* **Stated goal**:
Exactly repeat the material, dropping every picture from the copy.

════

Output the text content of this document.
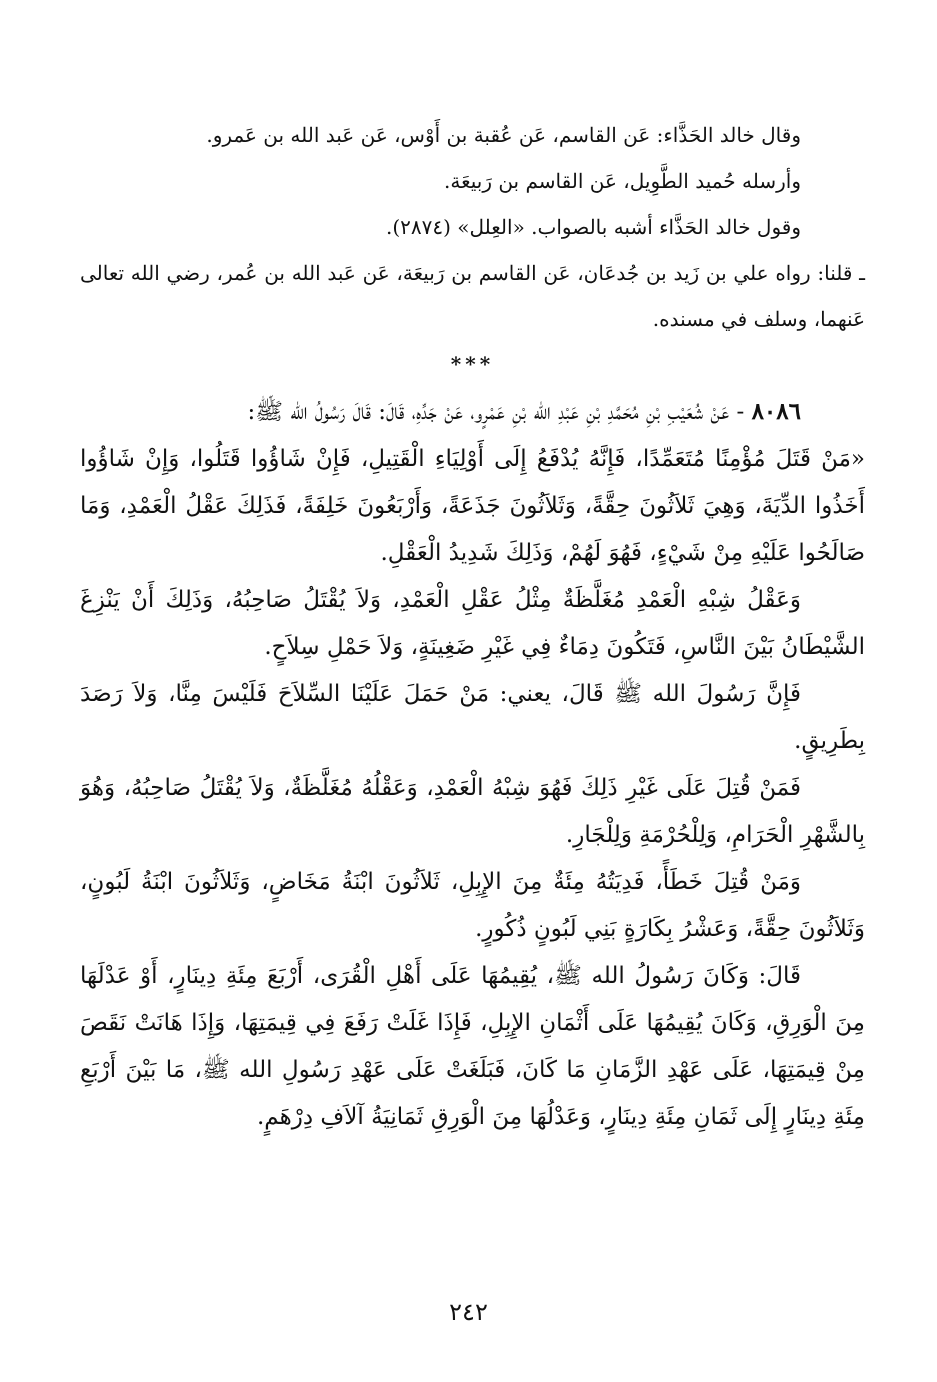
وقال خالد الحَذَّاء: عَن القاسم، عَن عُقبة بن أَوْس، عَن عَبد الله بن عَمرو.

وأرسله حُميد الطَّوِيل، عَن القاسم بن رَبيعَة.

وقول خالد الحَذَّاء أشبه بالصواب. «العِلل» (٢٨٧٤).

ـ قلنا: رواه علي بن زَيد بن جُدعَان، عَن القاسم بن رَبيعَة، عَن عَبد الله بن عُمر، رضي الله تعالى عَنهما، وسلف في مسنده.

***

٨٠٨٦ - عَنْ شُعَيْبِ بْنِ مُحَمَّدِ بْنِ عَبْدِ الله بْنِ عَمْرٍو، عَنْ جَدِّهِ، قَالَ: قَالَ رَسُولُ الله ﷺ:

«مَنْ قَتَلَ مُؤْمِنًا مُتَعَمِّدًا، فَإِنَّهُ يُدْفَعُ إِلَى أَوْلِيَاءِ الْقَتِيلِ، فَإِنْ شَاؤُوا قَتَلُوا، وَإِنْ شَاؤُوا أَخَذُوا الدِّيَةَ، وَهِيَ ثَلاَثُونَ حِقَّةً، وَثَلاَثُونَ جَذَعَةً، وَأَرْبَعُونَ خَلِفَةً، فَذَلِكَ عَقْلُ الْعَمْدِ، وَمَا صَالَحُوا عَلَيْهِ مِنْ شَيْءٍ، فَهُوَ لَهُمْ، وَذَلِكَ شَدِيدُ الْعَقْلِ.

وَعَقْلُ شِبْهِ الْعَمْدِ مُغَلَّظَةٌ مِثْلُ عَقْلِ الْعَمْدِ، وَلاَ يُقْتَلُ صَاحِبُهُ، وَذَلِكَ أَنْ يَنْزِغَ الشَّيْطَانُ بَيْنَ النَّاسِ، فَتَكُونَ دِمَاءٌ فِي غَيْرِ ضَغِينَةٍ، وَلاَ حَمْلِ سِلاَحٍ.

فَإِنَّ رَسُولَ الله ﷺ قَالَ، يعني: مَنْ حَمَلَ عَلَيْنَا السِّلاَحَ فَلَيْسَ مِنَّا، وَلاَ رَصَدَ بِطَرِيقٍ.

فَمَنْ قُتِلَ عَلَى غَيْرِ ذَلِكَ فَهُوَ شِبْهُ الْعَمْدِ، وَعَقْلُهُ مُغَلَّظَةٌ، وَلاَ يُقْتَلُ صَاحِبُهُ، وَهُوَ بِالشَّهْرِ الْحَرَامِ، وَلِلْحُرْمَةِ وَلِلْجَارِ.

وَمَنْ قُتِلَ خَطَأً، فَدِيَتُهُ مِئَةٌ مِنَ الإِبِلِ، ثَلاَثُونَ ابْنَةُ مَخَاضٍ، وَثَلاَثُونَ ابْنَةُ لَبُونٍ، وَثَلاَثُونَ حِقَّةً، وَعَشْرُ بِكَارَةٍ بَنِي لَبُونٍ ذُكُورٍ.

قَالَ: وَكَانَ رَسُولُ الله ﷺ، يُقِيمُهَا عَلَى أَهْلِ الْقُرَى، أَرْبَعَ مِئَةِ دِينَارٍ، أَوْ عَدْلَهَا مِنَ الْوَرِقِ، وَكَانَ يُقِيمُهَا عَلَى أَثْمَانِ الإِبِلِ، فَإِذَا غَلَتْ رَفَعَ فِي قِيمَتِهَا، وَإِذَا هَانَتْ نَقَصَ مِنْ قِيمَتِهَا، عَلَى عَهْدِ الزَّمَانِ مَا كَانَ، فَبَلَغَتْ عَلَى عَهْدِ رَسُولِ الله ﷺ، مَا بَيْنَ أَرْبَعِ مِئَةِ دِينَارٍ إِلَى ثَمَانِ مِئَةِ دِينَارٍ، وَعَدْلُهَا مِنَ الْوَرِقِ ثَمَانِيَةُ آلاَفِ دِرْهَمٍ.

٢٤٢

════

* **Right answer**:
Output the text content of this document.
وقال خالد الحَذَّاء: عَن القاسم، عَن عُقبة بن أَوْس، عَن عَبد الله بن عَمرو.

وأرسله حُميد الطَّوِيل، عَن القاسم بن رَبيعَة.

وقول خالد الحَذَّاء أشبه بالصواب. «العِلل» (٢٨٧٤).

ـ قلنا: رواه علي بن زَيد بن جُدعَان، عَن القاسم بن رَبيعَة، عَن عَبد الله بن عُمر، رضي الله تعالى عَنهما، وسلف في مسنده.

***

٨٠٨٦ - عَنْ شُعَيْبِ بْنِ مُحَمَّدِ بْنِ عَبْدِ الله بْنِ عَمْرٍو، عَنْ جَدِّهِ، قَالَ: قَالَ رَسُولُ الله ﷺ:

«مَنْ قَتَلَ مُؤْمِنًا مُتَعَمِّدًا، فَإِنَّهُ يُدْفَعُ إِلَى أَوْلِيَاءِ الْقَتِيلِ، فَإِنْ شَاؤُوا قَتَلُوا، وَإِنْ شَاؤُوا أَخَذُوا الدِّيَةَ، وَهِيَ ثَلاَثُونَ حِقَّةً، وَثَلاَثُونَ جَذَعَةً، وَأَرْبَعُونَ خَلِفَةً، فَذَلِكَ عَقْلُ الْعَمْدِ، وَمَا صَالَحُوا عَلَيْهِ مِنْ شَيْءٍ، فَهُوَ لَهُمْ، وَذَلِكَ شَدِيدُ الْعَقْلِ.

وَعَقْلُ شِبْهِ الْعَمْدِ مُغَلَّظَةٌ مِثْلُ عَقْلِ الْعَمْدِ، وَلاَ يُقْتَلُ صَاحِبُهُ، وَذَلِكَ أَنْ يَنْزِغَ الشَّيْطَانُ بَيْنَ النَّاسِ، فَتَكُونَ دِمَاءٌ فِي غَيْرِ ضَغِينَةٍ، وَلاَ حَمْلِ سِلاَحٍ.

فَإِنَّ رَسُولَ الله ﷺ قَالَ، يعني: مَنْ حَمَلَ عَلَيْنَا السِّلاَحَ فَلَيْسَ مِنَّا، وَلاَ رَصَدَ بِطَرِيقٍ.

فَمَنْ قُتِلَ عَلَى غَيْرِ ذَلِكَ فَهُوَ شِبْهُ الْعَمْدِ، وَعَقْلُهُ مُغَلَّظَةٌ، وَلاَ يُقْتَلُ صَاحِبُهُ، وَهُوَ بِالشَّهْرِ الْحَرَامِ، وَلِلْحُرْمَةِ وَلِلْجَارِ.

وَمَنْ قُتِلَ خَطَأً، فَدِيَتُهُ مِئَةٌ مِنَ الإِبِلِ، ثَلاَثُونَ ابْنَةُ مَخَاضٍ، وَثَلاَثُونَ ابْنَةُ لَبُونٍ، وَثَلاَثُونَ حِقَّةً، وَعَشْرُ بِكَارَةٍ بَنِي لَبُونٍ ذُكُورٍ.

قَالَ: وَكَانَ رَسُولُ الله ﷺ، يُقِيمُهَا عَلَى أَهْلِ الْقُرَى، أَرْبَعَ مِئَةِ دِينَارٍ، أَوْ عَدْلَهَا مِنَ الْوَرِقِ، وَكَانَ يُقِيمُهَا عَلَى أَثْمَانِ الإِبِلِ، فَإِذَا غَلَتْ رَفَعَ فِي قِيمَتِهَا، وَإِذَا هَانَتْ نَقَصَ مِنْ قِيمَتِهَا، عَلَى عَهْدِ الزَّمَانِ مَا كَانَ، فَبَلَغَتْ عَلَى عَهْدِ رَسُولِ الله ﷺ، مَا بَيْنَ أَرْبَعِ مِئَةِ دِينَارٍ إِلَى ثَمَانِ مِئَةِ دِينَارٍ، وَعَدْلُهَا مِنَ الْوَرِقِ ثَمَانِيَةُ آلاَفِ دِرْهَمٍ.

٢٤٢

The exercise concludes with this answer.